▸ **Quoted text**:

--- Begin ---

SINGULART turns this model on its head. At this premium online art and furniture shop, the discovery comes first. The search, in comparison, takes no time at all.

SINGULART enables clients to buy artwork and furniture by more than 12,000 artists from 110 different countries. To navigate this massive collection, SINGULART allows potential buyers to customize their search by myriad specifications. First, users identify the medium they’re seeking, whether painting, sculpture, photography, drawing, works on paper, or “miscellaneous.” From there, they can filter by country of origin, price, size, orientation, genre, and even dominant color scheme.

With SINGULART’s broad offerings and powerful search function, customers are all but guaranteed to find a work perfectly suited for their space. The company even handles framing and shipping.

“Our aim is to digitally democratize art,” a SINGULART spokesperson told ARTnews.

SINGULART

SINGULART was launched in 2017 by Véra Kempf, Brice Lecompte, and Denis Fayolle. Though she initially pursued a career in politics at the Paris Institute of Political Studies, Kempf nursed an abiding interest in art: At an early age, she was hugely inspired by the work of photojournalist Robert Capa; and Kempf herself studied central European art. She parlayed her erstwhile dreams of starting an NGO into entrepreneurship, participating in Startup Weekend in 2015. Fayolle, a serial entrepreneur, served as one of the jurors. He and Kempf stayed in touch, then connected with Lecompte, an insatiable traveler who first caught the art bug during a stint in India. Upon returning to France, he met Kempf and also came onboard.

SINGULART was founded on a principle of gender equity that still defines the platform five years on: Forty-nine percent of its participating artists are women, compared to just 11 percent in brick-and-mortar galleries worldwide. Any artist can apply for a SINGULART account, but they must be approved to exhibit on the platform. SINGULART’s sister site, balthasart, which launched in 2021, is more open, allowing any EU-based artist to upload and exhibit their work. Geared toward new buyers and up-and-coming artists, balthasart caps art prices at €1,000.

--- End ---

▸ **Given instruction 1**:
Write out the passage about SINGULART between "SINGULART enables clients" and "framing and shipping.", inclusive, replacing "powerful search function" with "robust search tool".
The listing below the text is unrelated to it.

▸ **Items listed in a dataset**:
--- Begin ---

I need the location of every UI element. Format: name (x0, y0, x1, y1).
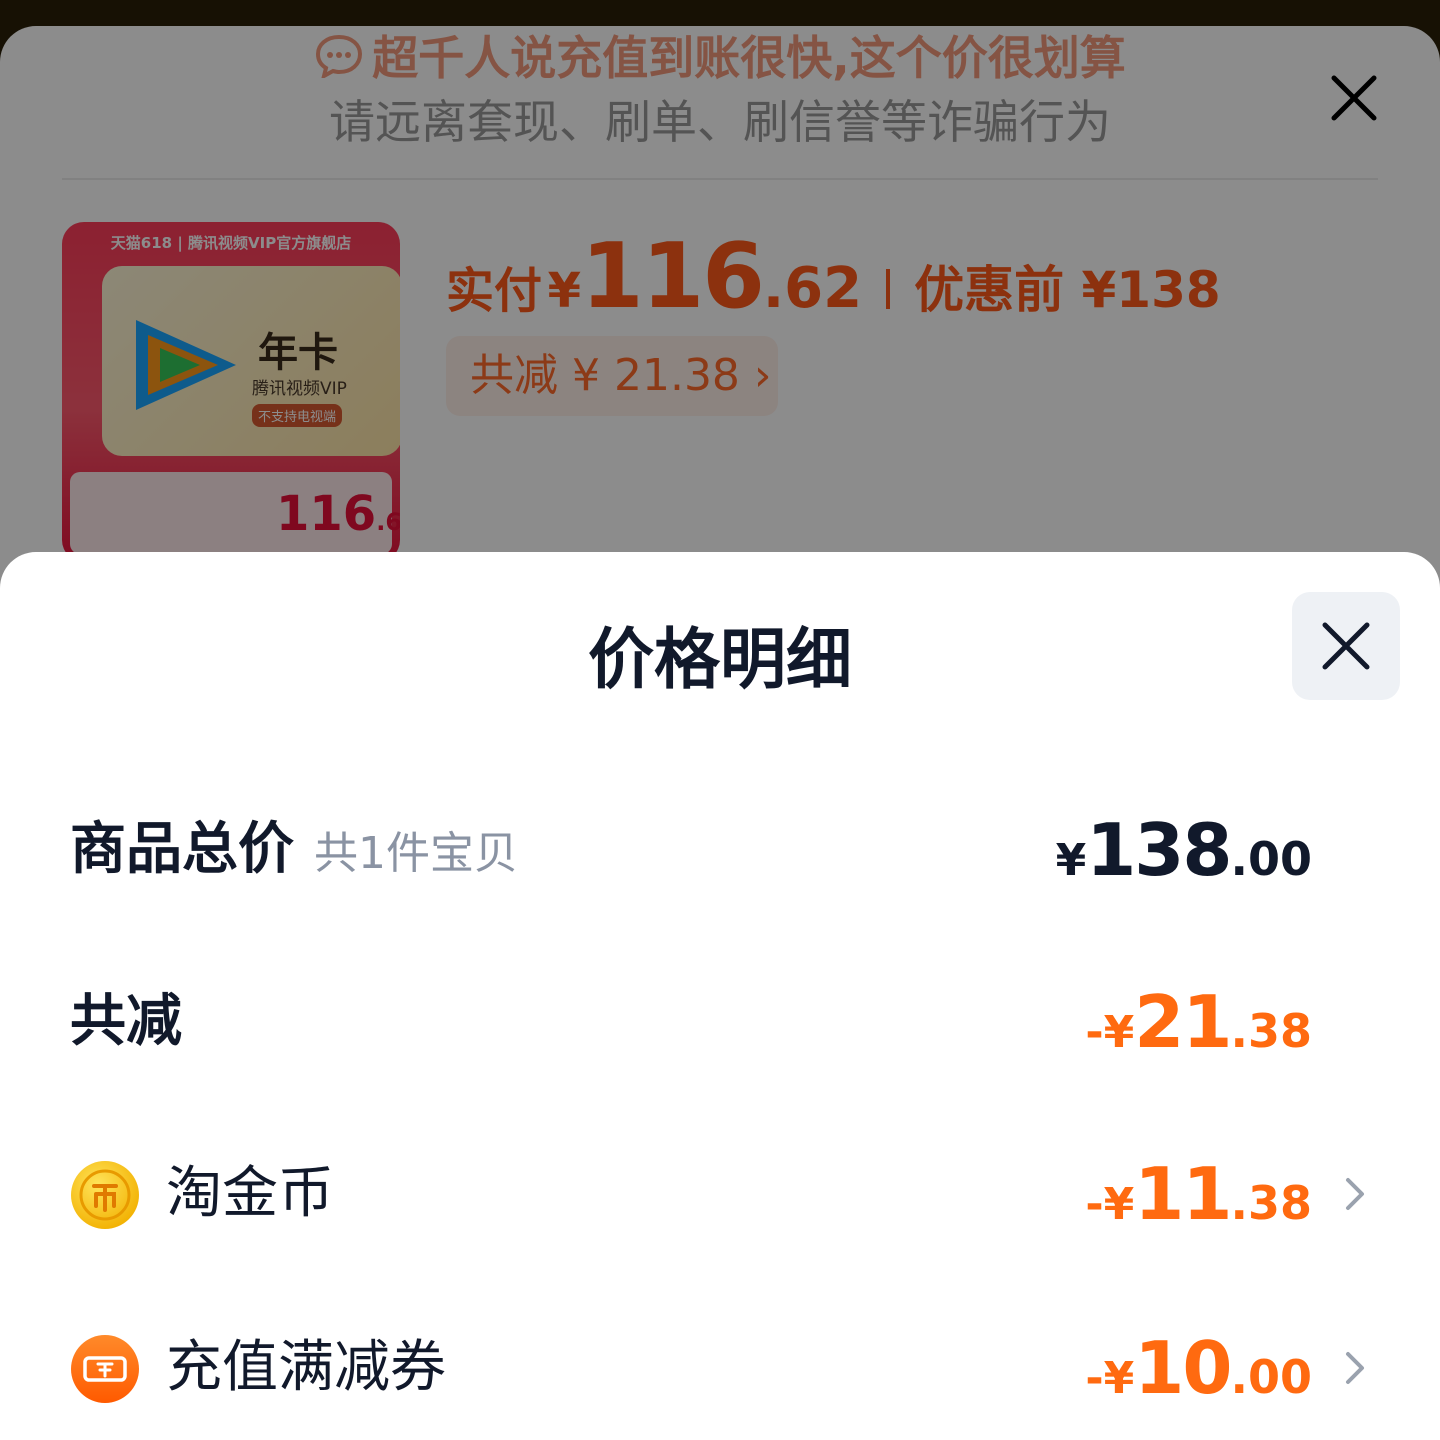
item-total-amount: ¥138.00 (1055, 808, 1312, 892)
taojinbi-amount: -¥11.38 (1085, 1152, 1312, 1236)
row-label: 商品总价 共1件宝贝 (70, 817, 518, 882)
row-total-discount: 共减 -¥21.38 (70, 972, 1370, 1072)
total-discount-amount: -¥21.38 (1085, 980, 1312, 1064)
sheet-close-button[interactable] (1292, 592, 1400, 700)
row-label: 充值满减券 (166, 1335, 446, 1400)
close-icon (1322, 622, 1370, 670)
item-count-text: 共1件宝贝 (314, 828, 518, 879)
coupon-amount: -¥10.00 (1085, 1326, 1312, 1410)
row-label: 共减 (70, 989, 182, 1054)
coupon-icon (71, 1335, 139, 1403)
row-recharge-coupon[interactable]: 充值满减券 -¥10.00 (70, 1318, 1370, 1418)
sheet-title: 价格明细 (588, 621, 852, 698)
gold-coin-icon (71, 1161, 139, 1229)
row-item-total: 商品总价 共1件宝贝 ¥138.00 (70, 800, 1370, 900)
chevron-right-icon (1346, 1178, 1364, 1210)
row-label: 淘金币 (166, 1161, 334, 1226)
chevron-right-icon (1346, 1352, 1364, 1384)
row-taojinbi[interactable]: 淘金币 -¥11.38 (70, 1144, 1370, 1244)
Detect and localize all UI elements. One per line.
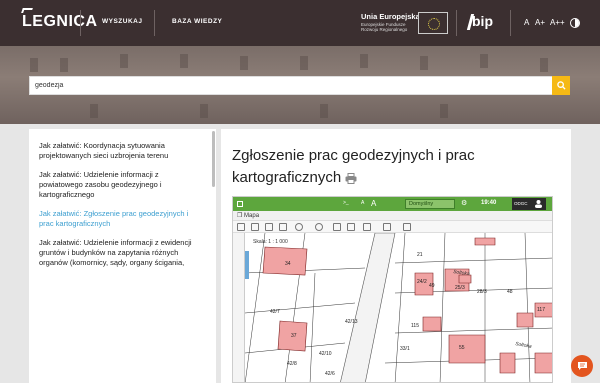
sidebar-item-land-registry-info[interactable]: Jak załatwić: Udzielenie informacji z ew… bbox=[39, 238, 204, 268]
parcel-label: 115 bbox=[411, 323, 419, 329]
site-logo[interactable]: LEGNICA bbox=[22, 13, 98, 31]
map-pan-tool-icon[interactable] bbox=[265, 223, 273, 231]
map-home-tool-icon[interactable] bbox=[237, 223, 245, 231]
page-title: Zgłoszenie prac geodezyjnych i prac kart… bbox=[232, 145, 552, 189]
parcel-label: 37 bbox=[291, 333, 297, 339]
search-icon bbox=[556, 81, 566, 90]
map-side-panel[interactable] bbox=[233, 233, 245, 382]
divider bbox=[154, 10, 155, 36]
nav-knowledge-base-link[interactable]: BAZA WIEDZY bbox=[172, 18, 222, 25]
parcel-label: 33/1 bbox=[400, 346, 410, 352]
parcel-label: 42/7 bbox=[270, 309, 280, 315]
chat-button[interactable] bbox=[571, 355, 593, 377]
map-draw-tool-icon[interactable] bbox=[403, 223, 411, 231]
parcel-label: 21 bbox=[417, 252, 423, 258]
parcel-label: 28/3 bbox=[477, 289, 487, 295]
eu-flag-icon bbox=[418, 12, 448, 34]
parcel-label: 25/3 bbox=[455, 285, 465, 291]
map-toolbar-top: >_ A A Domyślny ⚙ 19:40 ODGC bbox=[233, 197, 552, 211]
map-settings-icon[interactable]: ⚙ bbox=[461, 199, 467, 209]
sidebar-item-survey-notification[interactable]: Jak załatwić: Zgłoszenie prac geodezyjny… bbox=[39, 209, 204, 229]
parcel-label: 34 bbox=[285, 261, 291, 267]
map-canvas[interactable]: Skala: 1 : 1 000 34 21 24/2 49 25/3 28/3… bbox=[245, 233, 553, 383]
parcel-label: 42/13 bbox=[345, 319, 358, 325]
search-input[interactable] bbox=[29, 76, 553, 95]
map-layers-tool-icon[interactable] bbox=[251, 223, 259, 231]
map-tools bbox=[233, 221, 552, 233]
chat-icon bbox=[577, 362, 587, 370]
map-console-icon[interactable]: >_ bbox=[343, 200, 349, 210]
eu-title: Unia Europejska bbox=[361, 12, 420, 21]
map-user[interactable]: ODGC bbox=[512, 198, 546, 210]
font-size-xlarge-button[interactable]: A++ bbox=[550, 18, 565, 27]
parcel-label: 55 bbox=[459, 345, 465, 351]
font-size-large-button[interactable]: A+ bbox=[535, 18, 545, 27]
contrast-icon[interactable] bbox=[570, 18, 580, 28]
map-window-icon: ❐ bbox=[237, 213, 245, 219]
map-scale: Skala: 1 : 1 000 bbox=[253, 239, 288, 245]
map-print-tool-icon[interactable] bbox=[363, 223, 371, 231]
sidebar-scrollbar[interactable] bbox=[212, 131, 215, 187]
print-icon[interactable] bbox=[345, 172, 357, 184]
parcel-label: 42/6 bbox=[325, 371, 335, 377]
sidebar-item-geodetic-info[interactable]: Jak załatwić: Udzielenie informacji z po… bbox=[39, 170, 204, 200]
bip-link[interactable]: bip bbox=[472, 13, 493, 29]
map-zoom-tool-icon[interactable] bbox=[295, 223, 303, 231]
map-time: 19:40 bbox=[481, 200, 497, 206]
map-user-name: ODGC bbox=[514, 201, 528, 206]
search-button[interactable] bbox=[552, 76, 570, 95]
nav-search-link[interactable]: WYSZUKAJ bbox=[102, 18, 142, 25]
user-icon bbox=[535, 200, 542, 208]
map-menu-icon[interactable] bbox=[237, 201, 243, 207]
divider bbox=[510, 10, 511, 36]
map-screenshot: >_ A A Domyślny ⚙ 19:40 ODGC ❐ Mapa Skal… bbox=[232, 196, 553, 383]
map-text-size-icon[interactable]: A bbox=[371, 199, 376, 209]
parcel-label: 49 bbox=[429, 283, 435, 289]
sidebar-item-coordination[interactable]: Jak załatwić: Koordynacja sytuowania pro… bbox=[39, 141, 204, 161]
map-grid-tool-icon[interactable] bbox=[279, 223, 287, 231]
eu-subtitle: Europejskie Fundusze Rozwoju Regionalneg… bbox=[361, 22, 408, 32]
parcel-label: 24/2 bbox=[417, 279, 427, 285]
map-info-tool-icon[interactable] bbox=[315, 223, 323, 231]
map-profile-select[interactable]: Domyślny bbox=[405, 199, 455, 209]
parcel-label: 42/8 bbox=[287, 361, 297, 367]
map-select-tool-icon[interactable] bbox=[347, 223, 355, 231]
parcel-label: 117 bbox=[537, 307, 545, 313]
top-bar: LEGNICA WYSZUKAJ BAZA WIEDZY Unia Europe… bbox=[0, 0, 600, 46]
font-size-normal-button[interactable]: A bbox=[524, 18, 529, 27]
map-title: Mapa bbox=[244, 213, 260, 219]
parcel-label: 48 bbox=[507, 289, 513, 295]
map-titlebar: ❐ Mapa bbox=[233, 211, 552, 221]
divider bbox=[456, 10, 457, 36]
map-edit-tool-icon[interactable] bbox=[383, 223, 391, 231]
map-zoom-text-icon[interactable]: A bbox=[361, 200, 364, 210]
parcel-label: 42/10 bbox=[319, 351, 332, 357]
map-measure-tool-icon[interactable] bbox=[333, 223, 341, 231]
divider bbox=[80, 10, 81, 36]
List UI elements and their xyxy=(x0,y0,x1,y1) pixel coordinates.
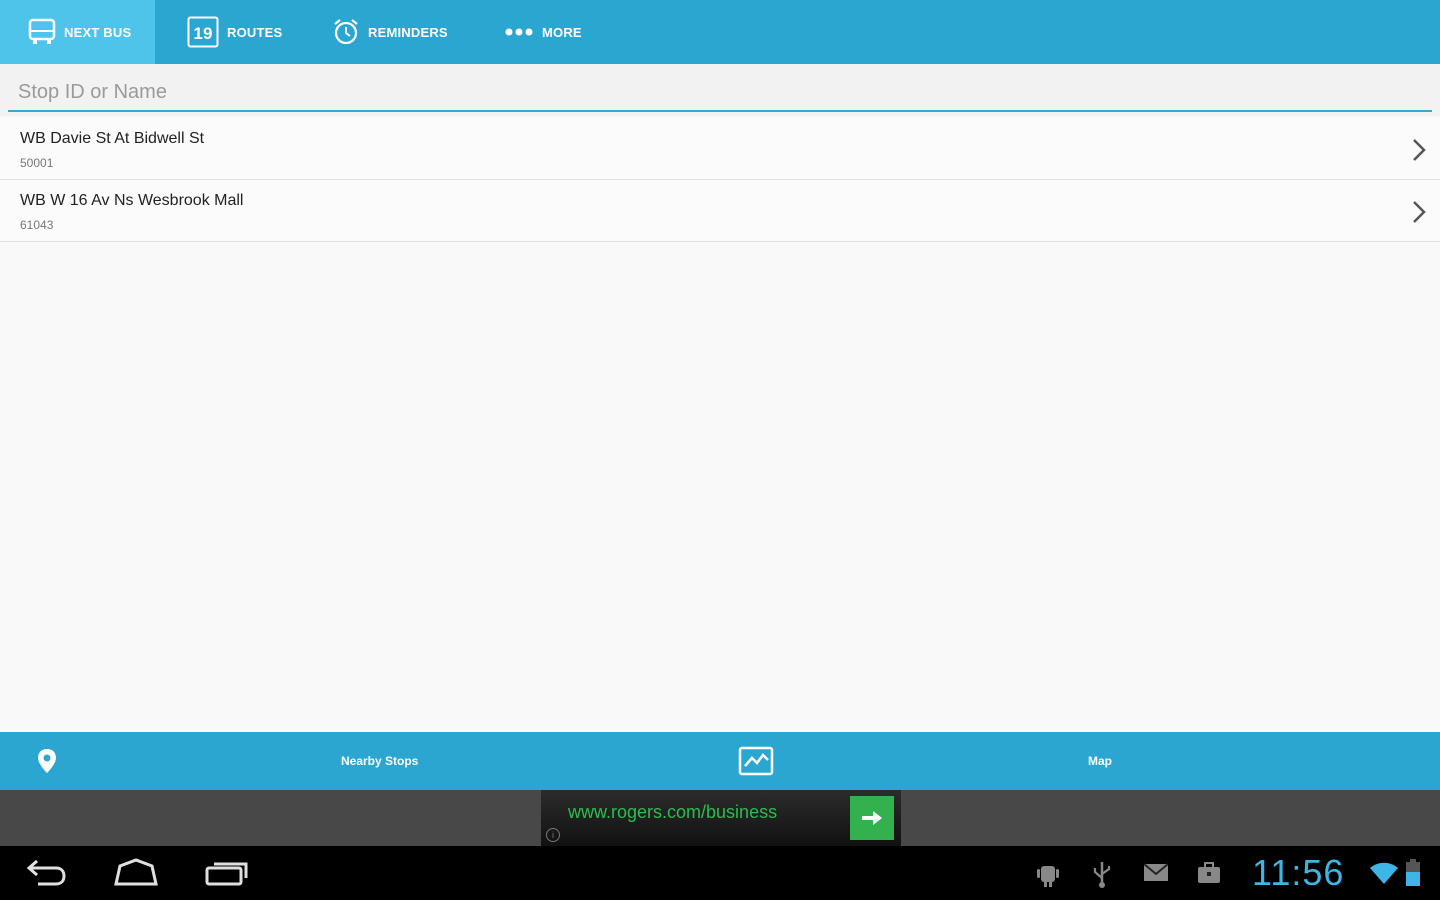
stop-list: WB Davie St At Bidwell St 50001 WB W 16 … xyxy=(0,118,1440,242)
ad-go-button[interactable] xyxy=(850,796,894,840)
bottom-action-bar: Nearby Stops Map xyxy=(0,732,1440,790)
tab-label: REMINDERS xyxy=(368,24,448,40)
ad-strip: www.rogers.com/business i xyxy=(0,790,1440,846)
more-dots-icon xyxy=(504,27,534,37)
status-clock: 11:56 xyxy=(1252,852,1345,893)
map-icon xyxy=(738,746,774,776)
tab-next-bus[interactable]: NEXT BUS xyxy=(0,0,155,64)
tab-reminders[interactable]: REMINDERS xyxy=(300,0,468,64)
map-icon-button[interactable] xyxy=(738,732,774,790)
list-item[interactable]: WB Davie St At Bidwell St 50001 xyxy=(0,118,1440,180)
chevron-right-icon xyxy=(1413,139,1426,161)
bus-icon xyxy=(28,17,56,47)
list-item[interactable]: WB W 16 Av Ns Wesbrook Mall 61043 xyxy=(0,180,1440,242)
stop-id: 61043 xyxy=(20,218,54,232)
stop-search-input[interactable] xyxy=(8,76,1432,112)
back-icon xyxy=(26,859,66,886)
chevron-right-icon xyxy=(1413,201,1426,223)
home-button[interactable] xyxy=(112,856,160,894)
location-pin-button[interactable] xyxy=(36,732,58,790)
ad-url: www.rogers.com/business xyxy=(568,802,778,822)
info-icon[interactable]: i xyxy=(546,828,560,842)
ad-banner[interactable]: www.rogers.com/business i xyxy=(541,790,901,846)
recent-apps-icon xyxy=(205,862,248,886)
tab-label: ROUTES xyxy=(227,24,283,40)
tab-label: MORE xyxy=(542,24,582,40)
mail-icon xyxy=(1143,863,1169,881)
stop-id: 50001 xyxy=(20,156,54,170)
briefcase-icon xyxy=(1198,862,1220,883)
usb-icon xyxy=(1093,862,1111,888)
stop-name: WB W 16 Av Ns Wesbrook Mall xyxy=(20,192,244,209)
stop-name: WB Davie St At Bidwell St xyxy=(20,130,205,147)
tab-more[interactable]: MORE xyxy=(468,0,628,64)
nearby-stops-button[interactable]: Nearby Stops xyxy=(341,732,418,790)
route-number-icon: 19 xyxy=(187,16,219,48)
nearby-stops-label: Nearby Stops xyxy=(341,754,419,768)
top-tab-bar: NEXT BUS 19 ROUTES REMINDERS MORE xyxy=(0,0,1440,64)
back-button[interactable] xyxy=(24,856,68,894)
map-button[interactable]: Map xyxy=(1088,732,1112,790)
arrow-right-icon xyxy=(862,811,882,825)
android-debug-icon xyxy=(1037,866,1059,887)
alarm-clock-icon xyxy=(332,18,360,46)
location-pin-icon xyxy=(38,749,56,773)
map-label: Map xyxy=(1088,754,1112,768)
battery-icon xyxy=(1406,859,1420,886)
wifi-icon xyxy=(1370,862,1398,884)
tab-label: NEXT BUS xyxy=(64,24,132,40)
recent-apps-button[interactable] xyxy=(202,856,252,894)
route-badge: 19 xyxy=(193,24,212,43)
search-bar xyxy=(0,64,1440,116)
system-nav-bar: 11:56 xyxy=(0,846,1440,900)
home-icon xyxy=(114,858,158,886)
tab-routes[interactable]: 19 ROUTES xyxy=(155,0,300,64)
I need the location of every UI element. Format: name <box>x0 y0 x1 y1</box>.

--- End ---

▸ **Given instruction 2**:
Print the lines of the listing between the lines holding "stop-list: WB Davie" and "tab-reminders[interactable]: REMINDERS xyxy=(300,0,468,64)", inclusive, without any change.

▸ **Exercise answer 1**:
SINGULART enables clients to buy artwork and furniture by more than 12,000 artists from 110 different countries. To navigate this massive collection, SINGULART allows potential buyers to customize their search by myriad specifications. First, users identify the medium they’re seeking, whether painting, sculpture, photography, drawing, works on paper, or “miscellaneous.” From there, they can filter by country of origin, price, size, orientation, genre, and even dominant color scheme.

With SINGULART’s broad offerings and robust search tool, customers are all but guaranteed to find a work perfectly suited for their space. The company even handles framing and shipping.

▸ **Exercise answer 2**:
stop-list: WB Davie St At Bidwell St 50001 WB W 16 … xyxy=(0,118,1440,242)
ad-go-button[interactable] xyxy=(850,796,894,840)
bottom-action-bar: Nearby Stops Map xyxy=(0,732,1440,790)
tab-label: REMINDERS xyxy=(368,24,448,40)
ad-strip: www.rogers.com/business i xyxy=(0,790,1440,846)
more-dots-icon xyxy=(504,27,534,37)
status-clock: 11:56 xyxy=(1252,852,1345,893)
map-icon xyxy=(738,746,774,776)
tab-next-bus[interactable]: NEXT BUS xyxy=(0,0,155,64)
tab-reminders[interactable]: REMINDERS xyxy=(300,0,468,64)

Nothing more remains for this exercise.